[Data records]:
>>>>

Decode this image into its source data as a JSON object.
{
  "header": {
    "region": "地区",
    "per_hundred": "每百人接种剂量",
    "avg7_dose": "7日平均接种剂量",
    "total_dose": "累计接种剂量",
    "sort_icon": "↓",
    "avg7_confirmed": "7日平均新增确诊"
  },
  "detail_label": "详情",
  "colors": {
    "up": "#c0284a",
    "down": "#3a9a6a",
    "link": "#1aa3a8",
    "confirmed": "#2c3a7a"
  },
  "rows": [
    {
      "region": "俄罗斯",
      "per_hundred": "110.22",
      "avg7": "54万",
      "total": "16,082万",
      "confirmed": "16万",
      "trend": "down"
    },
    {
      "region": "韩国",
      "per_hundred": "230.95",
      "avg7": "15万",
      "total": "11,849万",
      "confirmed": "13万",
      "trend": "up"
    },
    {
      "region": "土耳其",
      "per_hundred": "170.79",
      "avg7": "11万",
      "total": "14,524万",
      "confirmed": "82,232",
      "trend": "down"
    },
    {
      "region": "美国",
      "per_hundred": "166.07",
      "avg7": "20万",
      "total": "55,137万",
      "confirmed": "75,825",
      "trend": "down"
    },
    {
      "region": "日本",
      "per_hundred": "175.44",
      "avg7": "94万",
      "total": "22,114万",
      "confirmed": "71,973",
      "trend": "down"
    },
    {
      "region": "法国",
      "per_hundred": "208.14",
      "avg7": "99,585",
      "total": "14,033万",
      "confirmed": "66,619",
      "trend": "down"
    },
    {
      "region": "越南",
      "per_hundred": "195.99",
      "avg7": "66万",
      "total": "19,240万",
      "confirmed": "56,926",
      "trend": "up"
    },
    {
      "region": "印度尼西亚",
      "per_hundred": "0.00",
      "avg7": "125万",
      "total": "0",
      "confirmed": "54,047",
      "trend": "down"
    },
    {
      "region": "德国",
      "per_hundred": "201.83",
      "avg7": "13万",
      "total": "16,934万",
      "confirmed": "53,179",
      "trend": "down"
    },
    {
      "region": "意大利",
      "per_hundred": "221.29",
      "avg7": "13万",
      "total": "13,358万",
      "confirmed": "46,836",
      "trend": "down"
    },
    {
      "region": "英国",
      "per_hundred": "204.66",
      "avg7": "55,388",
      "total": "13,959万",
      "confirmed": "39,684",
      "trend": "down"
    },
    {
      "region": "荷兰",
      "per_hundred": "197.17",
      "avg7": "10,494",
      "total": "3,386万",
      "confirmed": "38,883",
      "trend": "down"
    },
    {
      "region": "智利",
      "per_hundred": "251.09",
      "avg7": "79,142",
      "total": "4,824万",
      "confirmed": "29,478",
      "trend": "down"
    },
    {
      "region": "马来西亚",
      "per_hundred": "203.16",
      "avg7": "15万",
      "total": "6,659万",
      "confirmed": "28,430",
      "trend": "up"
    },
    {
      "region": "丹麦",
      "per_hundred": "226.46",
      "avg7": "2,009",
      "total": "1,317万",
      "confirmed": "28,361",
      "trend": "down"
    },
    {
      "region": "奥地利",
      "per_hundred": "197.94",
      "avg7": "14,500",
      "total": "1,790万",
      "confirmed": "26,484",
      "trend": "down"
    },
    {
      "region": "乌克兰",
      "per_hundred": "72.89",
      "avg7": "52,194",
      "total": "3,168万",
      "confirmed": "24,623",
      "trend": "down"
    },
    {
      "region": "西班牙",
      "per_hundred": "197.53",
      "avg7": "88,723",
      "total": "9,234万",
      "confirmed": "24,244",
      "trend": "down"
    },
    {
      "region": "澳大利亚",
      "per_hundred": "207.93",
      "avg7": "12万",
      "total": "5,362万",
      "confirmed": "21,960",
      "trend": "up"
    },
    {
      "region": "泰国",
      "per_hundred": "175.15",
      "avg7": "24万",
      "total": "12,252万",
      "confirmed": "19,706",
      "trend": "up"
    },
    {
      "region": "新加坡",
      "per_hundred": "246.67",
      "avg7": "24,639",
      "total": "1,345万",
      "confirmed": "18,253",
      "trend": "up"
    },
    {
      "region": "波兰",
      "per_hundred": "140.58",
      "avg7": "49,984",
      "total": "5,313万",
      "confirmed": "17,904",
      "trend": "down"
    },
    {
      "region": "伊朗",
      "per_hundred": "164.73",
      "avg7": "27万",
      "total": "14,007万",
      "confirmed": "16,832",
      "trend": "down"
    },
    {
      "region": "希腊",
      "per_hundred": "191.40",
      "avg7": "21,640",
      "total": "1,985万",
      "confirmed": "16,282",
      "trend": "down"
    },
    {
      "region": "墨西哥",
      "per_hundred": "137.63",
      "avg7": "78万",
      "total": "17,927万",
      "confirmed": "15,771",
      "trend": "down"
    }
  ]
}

<<<<

[Your goal]:
Hand back the material above in full, exactly as written.

[Task answer]:
Decode this image into its source data as a JSON object.
{
  "header": {
    "region": "地区",
    "per_hundred": "每百人接种剂量",
    "avg7_dose": "7日平均接种剂量",
    "total_dose": "累计接种剂量",
    "sort_icon": "↓",
    "avg7_confirmed": "7日平均新增确诊"
  },
  "detail_label": "详情",
  "colors": {
    "up": "#c0284a",
    "down": "#3a9a6a",
    "link": "#1aa3a8",
    "confirmed": "#2c3a7a"
  },
  "rows": [
    {
      "region": "俄罗斯",
      "per_hundred": "110.22",
      "avg7": "54万",
      "total": "16,082万",
      "confirmed": "16万",
      "trend": "down"
    },
    {
      "region": "韩国",
      "per_hundred": "230.95",
      "avg7": "15万",
      "total": "11,849万",
      "confirmed": "13万",
      "trend": "up"
    },
    {
      "region": "土耳其",
      "per_hundred": "170.79",
      "avg7": "11万",
      "total": "14,524万",
      "confirmed": "82,232",
      "trend": "down"
    },
    {
      "region": "美国",
      "per_hundred": "166.07",
      "avg7": "20万",
      "total": "55,137万",
      "confirmed": "75,825",
      "trend": "down"
    },
    {
      "region": "日本",
      "per_hundred": "175.44",
      "avg7": "94万",
      "total": "22,114万",
      "confirmed": "71,973",
      "trend": "down"
    },
    {
      "region": "法国",
      "per_hundred": "208.14",
      "avg7": "99,585",
      "total": "14,033万",
      "confirmed": "66,619",
      "trend": "down"
    },
    {
      "region": "越南",
      "per_hundred": "195.99",
      "avg7": "66万",
      "total": "19,240万",
      "confirmed": "56,926",
      "trend": "up"
    },
    {
      "region": "印度尼西亚",
      "per_hundred": "0.00",
      "avg7": "125万",
      "total": "0",
      "confirmed": "54,047",
      "trend": "down"
    },
    {
      "region": "德国",
      "per_hundred": "201.83",
      "avg7": "13万",
      "total": "16,934万",
      "confirmed": "53,179",
      "trend": "down"
    },
    {
      "region": "意大利",
      "per_hundred": "221.29",
      "avg7": "13万",
      "total": "13,358万",
      "confirmed": "46,836",
      "trend": "down"
    },
    {
      "region": "英国",
      "per_hundred": "204.66",
      "avg7": "55,388",
      "total": "13,959万",
      "confirmed": "39,684",
      "trend": "down"
    },
    {
      "region": "荷兰",
      "per_hundred": "197.17",
      "avg7": "10,494",
      "total": "3,386万",
      "confirmed": "38,883",
      "trend": "down"
    },
    {
      "region": "智利",
      "per_hundred": "251.09",
      "avg7": "79,142",
      "total": "4,824万",
      "confirmed": "29,478",
      "trend": "down"
    },
    {
      "region": "马来西亚",
      "per_hundred": "203.16",
      "avg7": "15万",
      "total": "6,659万",
      "confirmed": "28,430",
      "trend": "up"
    },
    {
      "region": "丹麦",
      "per_hundred": "226.46",
      "avg7": "2,009",
      "total": "1,317万",
      "confirmed": "28,361",
      "trend": "down"
    },
    {
      "region": "奥地利",
      "per_hundred": "197.94",
      "avg7": "14,500",
      "total": "1,790万",
      "confirmed": "26,484",
      "trend": "down"
    },
    {
      "region": "乌克兰",
      "per_hundred": "72.89",
      "avg7": "52,194",
      "total": "3,168万",
      "confirmed": "24,623",
      "trend": "down"
    },
    {
      "region": "西班牙",
      "per_hundred": "197.53",
      "avg7": "88,723",
      "total": "9,234万",
      "confirmed": "24,244",
      "trend": "down"
    },
    {
      "region": "澳大利亚",
      "per_hundred": "207.93",
      "avg7": "12万",
      "total": "5,362万",
      "confirmed": "21,960",
      "trend": "up"
    },
    {
      "region": "泰国",
      "per_hundred": "175.15",
      "avg7": "24万",
      "total": "12,252万",
      "confirmed": "19,706",
      "trend": "up"
    },
    {
      "region": "新加坡",
      "per_hundred": "246.67",
      "avg7": "24,639",
      "total": "1,345万",
      "confirmed": "18,253",
      "trend": "up"
    },
    {
      "region": "波兰",
      "per_hundred": "140.58",
      "avg7": "49,984",
      "total": "5,313万",
      "confirmed": "17,904",
      "trend": "down"
    },
    {
      "region": "伊朗",
      "per_hundred": "164.73",
      "avg7": "27万",
      "total": "14,007万",
      "confirmed": "16,832",
      "trend": "down"
    },
    {
      "region": "希腊",
      "per_hundred": "191.40",
      "avg7": "21,640",
      "total": "1,985万",
      "confirmed": "16,282",
      "trend": "down"
    },
    {
      "region": "墨西哥",
      "per_hundred": "137.63",
      "avg7": "78万",
      "total": "17,927万",
      "confirmed": "15,771",
      "trend": "down"
    }
  ]
}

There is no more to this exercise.